WHAT THE TASK REQUIRES:
Pick out the lines containing "into".

Items from a dataset:

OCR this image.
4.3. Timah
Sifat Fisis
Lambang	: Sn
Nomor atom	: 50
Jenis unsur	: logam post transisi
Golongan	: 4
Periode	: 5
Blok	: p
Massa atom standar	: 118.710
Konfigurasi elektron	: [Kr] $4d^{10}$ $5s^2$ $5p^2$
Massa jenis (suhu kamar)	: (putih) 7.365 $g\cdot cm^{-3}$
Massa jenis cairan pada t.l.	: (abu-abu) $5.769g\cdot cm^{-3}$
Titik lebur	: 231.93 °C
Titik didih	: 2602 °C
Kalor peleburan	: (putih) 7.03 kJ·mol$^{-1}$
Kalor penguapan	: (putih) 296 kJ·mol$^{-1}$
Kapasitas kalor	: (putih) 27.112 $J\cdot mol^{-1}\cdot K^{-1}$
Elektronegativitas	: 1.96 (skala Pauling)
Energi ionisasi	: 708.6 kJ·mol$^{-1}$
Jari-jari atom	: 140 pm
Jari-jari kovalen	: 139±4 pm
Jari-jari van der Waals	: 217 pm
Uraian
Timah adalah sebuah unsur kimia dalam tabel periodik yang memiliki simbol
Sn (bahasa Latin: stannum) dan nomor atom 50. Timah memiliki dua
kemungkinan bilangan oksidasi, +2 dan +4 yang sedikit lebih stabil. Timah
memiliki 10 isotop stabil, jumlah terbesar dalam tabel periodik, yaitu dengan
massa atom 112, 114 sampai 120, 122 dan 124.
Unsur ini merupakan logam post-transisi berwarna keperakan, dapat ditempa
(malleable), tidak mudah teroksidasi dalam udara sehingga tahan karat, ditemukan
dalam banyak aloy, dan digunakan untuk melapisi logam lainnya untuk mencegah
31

--

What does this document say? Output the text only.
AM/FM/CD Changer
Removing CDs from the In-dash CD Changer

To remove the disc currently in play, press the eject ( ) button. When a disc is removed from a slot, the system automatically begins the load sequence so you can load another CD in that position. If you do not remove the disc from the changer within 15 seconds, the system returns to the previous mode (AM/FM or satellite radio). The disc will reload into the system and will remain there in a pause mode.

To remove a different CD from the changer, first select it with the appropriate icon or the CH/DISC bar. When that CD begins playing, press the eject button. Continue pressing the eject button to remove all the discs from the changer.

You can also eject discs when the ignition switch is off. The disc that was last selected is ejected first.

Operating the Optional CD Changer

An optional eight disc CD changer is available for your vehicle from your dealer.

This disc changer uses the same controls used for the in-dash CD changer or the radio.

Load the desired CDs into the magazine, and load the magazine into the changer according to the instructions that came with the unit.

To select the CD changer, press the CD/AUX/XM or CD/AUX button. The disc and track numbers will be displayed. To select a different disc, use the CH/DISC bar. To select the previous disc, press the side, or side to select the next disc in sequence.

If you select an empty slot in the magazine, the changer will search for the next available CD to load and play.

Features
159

IN RESPONSE:
To remove the disc currently in play, press the eject ( ) button. When a disc is removed from a slot, the system automatically begins the load sequence so you can load another CD in that position. If you do not remove the disc from the changer within 15 seconds, the system returns to the previous mode (AM/FM or satellite radio). The disc will reload into the system and will remain there in a pause mode.
Load the desired CDs into the magazine, and load the magazine into the changer according to the instructions that came with the unit.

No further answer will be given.